Your task >>
Copy out all lines in the data below containing the string "nostris".

Supplied records >>

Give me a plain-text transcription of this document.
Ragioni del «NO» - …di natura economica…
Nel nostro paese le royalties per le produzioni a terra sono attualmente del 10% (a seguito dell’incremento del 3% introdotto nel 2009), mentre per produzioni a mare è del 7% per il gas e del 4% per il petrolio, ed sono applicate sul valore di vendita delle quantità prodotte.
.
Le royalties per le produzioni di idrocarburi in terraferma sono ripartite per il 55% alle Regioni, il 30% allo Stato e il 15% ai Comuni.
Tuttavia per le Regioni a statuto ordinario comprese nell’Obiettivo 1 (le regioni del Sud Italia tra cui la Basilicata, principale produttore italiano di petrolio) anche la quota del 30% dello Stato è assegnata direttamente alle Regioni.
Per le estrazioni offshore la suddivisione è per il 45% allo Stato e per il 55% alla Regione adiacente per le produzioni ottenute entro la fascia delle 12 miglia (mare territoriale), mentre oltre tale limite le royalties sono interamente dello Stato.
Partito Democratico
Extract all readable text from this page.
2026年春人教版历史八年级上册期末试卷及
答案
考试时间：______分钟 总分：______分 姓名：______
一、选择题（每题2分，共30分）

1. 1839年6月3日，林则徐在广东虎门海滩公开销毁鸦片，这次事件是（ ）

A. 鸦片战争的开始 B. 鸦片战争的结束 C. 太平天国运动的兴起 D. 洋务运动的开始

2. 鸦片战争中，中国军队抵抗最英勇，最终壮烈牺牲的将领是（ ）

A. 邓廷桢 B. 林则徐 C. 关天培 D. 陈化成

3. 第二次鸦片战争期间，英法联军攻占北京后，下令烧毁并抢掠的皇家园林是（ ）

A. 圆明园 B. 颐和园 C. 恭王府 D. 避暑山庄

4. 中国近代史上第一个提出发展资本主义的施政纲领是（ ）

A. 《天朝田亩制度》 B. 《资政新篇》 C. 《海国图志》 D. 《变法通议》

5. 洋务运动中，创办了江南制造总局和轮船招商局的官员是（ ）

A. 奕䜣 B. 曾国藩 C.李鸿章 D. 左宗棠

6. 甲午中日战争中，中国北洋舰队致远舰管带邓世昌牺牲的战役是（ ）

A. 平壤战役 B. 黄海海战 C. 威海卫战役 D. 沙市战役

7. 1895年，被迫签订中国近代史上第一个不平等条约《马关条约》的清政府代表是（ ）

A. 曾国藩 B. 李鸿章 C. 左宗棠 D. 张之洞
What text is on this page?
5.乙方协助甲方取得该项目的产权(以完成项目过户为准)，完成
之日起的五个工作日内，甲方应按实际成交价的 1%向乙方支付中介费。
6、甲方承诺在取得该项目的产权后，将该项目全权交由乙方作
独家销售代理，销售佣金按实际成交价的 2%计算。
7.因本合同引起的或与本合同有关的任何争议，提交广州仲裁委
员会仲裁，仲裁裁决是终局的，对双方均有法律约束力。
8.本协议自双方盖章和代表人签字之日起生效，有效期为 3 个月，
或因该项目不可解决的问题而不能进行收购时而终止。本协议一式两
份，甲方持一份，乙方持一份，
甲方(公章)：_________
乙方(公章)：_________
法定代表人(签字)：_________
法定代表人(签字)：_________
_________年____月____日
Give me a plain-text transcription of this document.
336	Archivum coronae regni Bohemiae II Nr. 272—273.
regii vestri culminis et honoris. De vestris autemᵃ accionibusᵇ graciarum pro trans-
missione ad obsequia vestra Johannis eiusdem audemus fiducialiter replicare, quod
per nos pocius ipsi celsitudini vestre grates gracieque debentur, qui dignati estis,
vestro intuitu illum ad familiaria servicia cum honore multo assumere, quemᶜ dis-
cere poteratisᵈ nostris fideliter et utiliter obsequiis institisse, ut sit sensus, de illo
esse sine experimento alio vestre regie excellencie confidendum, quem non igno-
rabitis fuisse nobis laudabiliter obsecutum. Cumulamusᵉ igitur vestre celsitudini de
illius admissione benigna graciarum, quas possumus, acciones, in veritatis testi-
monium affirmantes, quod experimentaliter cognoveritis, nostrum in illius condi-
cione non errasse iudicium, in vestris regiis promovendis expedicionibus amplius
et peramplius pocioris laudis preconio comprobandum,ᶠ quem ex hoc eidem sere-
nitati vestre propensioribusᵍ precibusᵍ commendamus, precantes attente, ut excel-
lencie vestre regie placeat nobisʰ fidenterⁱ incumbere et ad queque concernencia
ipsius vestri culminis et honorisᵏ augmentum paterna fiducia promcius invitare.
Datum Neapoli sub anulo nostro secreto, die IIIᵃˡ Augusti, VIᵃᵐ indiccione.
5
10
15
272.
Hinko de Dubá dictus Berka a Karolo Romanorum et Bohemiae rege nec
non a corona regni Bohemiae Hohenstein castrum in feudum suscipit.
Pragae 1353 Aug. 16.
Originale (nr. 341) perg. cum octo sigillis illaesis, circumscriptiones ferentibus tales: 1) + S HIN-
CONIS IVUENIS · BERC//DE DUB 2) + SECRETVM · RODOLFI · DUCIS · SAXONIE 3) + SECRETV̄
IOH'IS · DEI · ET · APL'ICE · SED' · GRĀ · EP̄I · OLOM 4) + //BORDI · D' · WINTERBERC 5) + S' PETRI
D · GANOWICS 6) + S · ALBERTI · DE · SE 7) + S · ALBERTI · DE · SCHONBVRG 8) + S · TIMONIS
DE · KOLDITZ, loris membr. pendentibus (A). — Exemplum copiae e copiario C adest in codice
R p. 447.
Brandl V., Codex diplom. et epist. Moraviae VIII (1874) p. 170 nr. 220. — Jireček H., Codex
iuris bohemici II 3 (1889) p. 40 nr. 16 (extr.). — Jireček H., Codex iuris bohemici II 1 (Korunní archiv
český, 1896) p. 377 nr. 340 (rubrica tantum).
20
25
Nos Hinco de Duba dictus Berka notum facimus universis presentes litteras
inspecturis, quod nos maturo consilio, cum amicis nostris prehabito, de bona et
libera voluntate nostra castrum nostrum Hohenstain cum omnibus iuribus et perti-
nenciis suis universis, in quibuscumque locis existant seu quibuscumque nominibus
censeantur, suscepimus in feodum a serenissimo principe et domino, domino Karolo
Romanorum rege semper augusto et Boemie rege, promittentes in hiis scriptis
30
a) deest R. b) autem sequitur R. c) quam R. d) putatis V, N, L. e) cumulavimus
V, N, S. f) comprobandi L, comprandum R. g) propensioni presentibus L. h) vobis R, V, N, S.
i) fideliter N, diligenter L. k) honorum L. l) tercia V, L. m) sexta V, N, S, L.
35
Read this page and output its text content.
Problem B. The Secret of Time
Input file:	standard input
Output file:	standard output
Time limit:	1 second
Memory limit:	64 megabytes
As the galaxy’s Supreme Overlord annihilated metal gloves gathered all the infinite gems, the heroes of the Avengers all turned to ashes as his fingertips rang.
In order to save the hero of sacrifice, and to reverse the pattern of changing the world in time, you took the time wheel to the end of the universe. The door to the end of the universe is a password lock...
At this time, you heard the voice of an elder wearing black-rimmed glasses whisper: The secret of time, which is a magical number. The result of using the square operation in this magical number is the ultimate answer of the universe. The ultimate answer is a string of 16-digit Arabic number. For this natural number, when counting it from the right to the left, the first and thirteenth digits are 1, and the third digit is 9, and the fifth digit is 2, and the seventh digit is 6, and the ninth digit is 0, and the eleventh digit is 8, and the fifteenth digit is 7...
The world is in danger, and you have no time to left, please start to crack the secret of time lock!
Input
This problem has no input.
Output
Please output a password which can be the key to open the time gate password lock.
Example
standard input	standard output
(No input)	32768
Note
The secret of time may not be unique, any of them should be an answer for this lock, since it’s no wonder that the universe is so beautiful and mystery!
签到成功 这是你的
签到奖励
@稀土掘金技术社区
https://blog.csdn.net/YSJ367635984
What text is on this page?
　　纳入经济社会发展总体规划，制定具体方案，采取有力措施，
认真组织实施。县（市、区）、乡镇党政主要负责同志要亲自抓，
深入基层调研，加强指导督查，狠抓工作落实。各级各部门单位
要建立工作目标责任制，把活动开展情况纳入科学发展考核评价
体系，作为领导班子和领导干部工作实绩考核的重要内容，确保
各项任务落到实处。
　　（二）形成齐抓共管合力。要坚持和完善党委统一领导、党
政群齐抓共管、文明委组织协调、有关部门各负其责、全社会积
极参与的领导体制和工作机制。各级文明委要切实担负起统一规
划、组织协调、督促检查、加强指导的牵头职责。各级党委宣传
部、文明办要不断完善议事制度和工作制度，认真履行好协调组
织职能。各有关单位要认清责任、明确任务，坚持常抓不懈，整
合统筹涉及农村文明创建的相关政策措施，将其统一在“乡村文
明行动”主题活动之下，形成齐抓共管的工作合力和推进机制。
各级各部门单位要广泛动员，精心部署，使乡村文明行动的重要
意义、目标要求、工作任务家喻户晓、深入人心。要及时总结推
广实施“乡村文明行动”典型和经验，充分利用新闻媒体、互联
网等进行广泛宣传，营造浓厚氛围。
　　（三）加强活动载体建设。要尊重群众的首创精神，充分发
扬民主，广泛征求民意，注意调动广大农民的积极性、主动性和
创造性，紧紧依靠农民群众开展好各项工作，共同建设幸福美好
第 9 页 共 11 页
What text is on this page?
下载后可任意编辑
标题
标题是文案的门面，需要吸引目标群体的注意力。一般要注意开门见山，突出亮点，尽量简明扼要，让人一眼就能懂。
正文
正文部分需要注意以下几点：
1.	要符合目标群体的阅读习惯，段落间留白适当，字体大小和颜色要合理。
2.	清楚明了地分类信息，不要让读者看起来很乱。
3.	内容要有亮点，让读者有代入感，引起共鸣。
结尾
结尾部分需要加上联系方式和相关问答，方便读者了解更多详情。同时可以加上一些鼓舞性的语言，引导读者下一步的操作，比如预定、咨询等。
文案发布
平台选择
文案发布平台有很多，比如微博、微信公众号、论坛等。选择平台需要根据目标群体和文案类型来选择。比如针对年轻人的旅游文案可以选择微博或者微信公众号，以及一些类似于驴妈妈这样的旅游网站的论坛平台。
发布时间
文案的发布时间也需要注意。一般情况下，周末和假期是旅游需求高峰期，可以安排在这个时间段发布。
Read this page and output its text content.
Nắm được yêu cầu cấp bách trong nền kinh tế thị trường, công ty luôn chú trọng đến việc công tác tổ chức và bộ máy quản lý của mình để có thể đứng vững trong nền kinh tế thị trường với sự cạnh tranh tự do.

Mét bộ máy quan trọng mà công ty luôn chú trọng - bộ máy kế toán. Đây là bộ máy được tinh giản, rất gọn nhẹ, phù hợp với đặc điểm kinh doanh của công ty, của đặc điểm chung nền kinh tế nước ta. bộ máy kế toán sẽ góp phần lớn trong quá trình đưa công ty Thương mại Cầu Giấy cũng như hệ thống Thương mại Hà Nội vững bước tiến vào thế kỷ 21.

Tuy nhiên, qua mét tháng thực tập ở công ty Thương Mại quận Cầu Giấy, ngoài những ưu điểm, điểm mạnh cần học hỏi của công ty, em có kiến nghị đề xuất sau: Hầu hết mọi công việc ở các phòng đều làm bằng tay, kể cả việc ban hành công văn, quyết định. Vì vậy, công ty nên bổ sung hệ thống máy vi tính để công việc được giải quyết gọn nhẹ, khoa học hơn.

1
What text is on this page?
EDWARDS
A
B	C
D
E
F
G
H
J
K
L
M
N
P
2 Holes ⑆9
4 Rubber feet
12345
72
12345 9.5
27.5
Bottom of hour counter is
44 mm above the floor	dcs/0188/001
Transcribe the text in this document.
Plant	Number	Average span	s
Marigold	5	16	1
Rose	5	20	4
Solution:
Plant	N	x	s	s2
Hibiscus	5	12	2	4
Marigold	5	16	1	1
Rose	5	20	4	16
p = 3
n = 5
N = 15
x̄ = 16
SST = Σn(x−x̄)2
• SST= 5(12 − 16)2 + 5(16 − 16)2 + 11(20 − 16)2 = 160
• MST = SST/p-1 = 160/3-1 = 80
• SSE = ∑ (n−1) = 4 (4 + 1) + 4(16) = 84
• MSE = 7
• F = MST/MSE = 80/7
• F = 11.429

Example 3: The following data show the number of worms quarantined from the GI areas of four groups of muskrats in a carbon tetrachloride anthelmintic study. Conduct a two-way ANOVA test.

Reply to the exercise >>
cere poteratisᵈ nostris fideliter et utiliter obsequiis institisse, ut sit sensus, de illo
inspecturis, quod nos maturo consilio, cum amicis nostris prehabito, de bona et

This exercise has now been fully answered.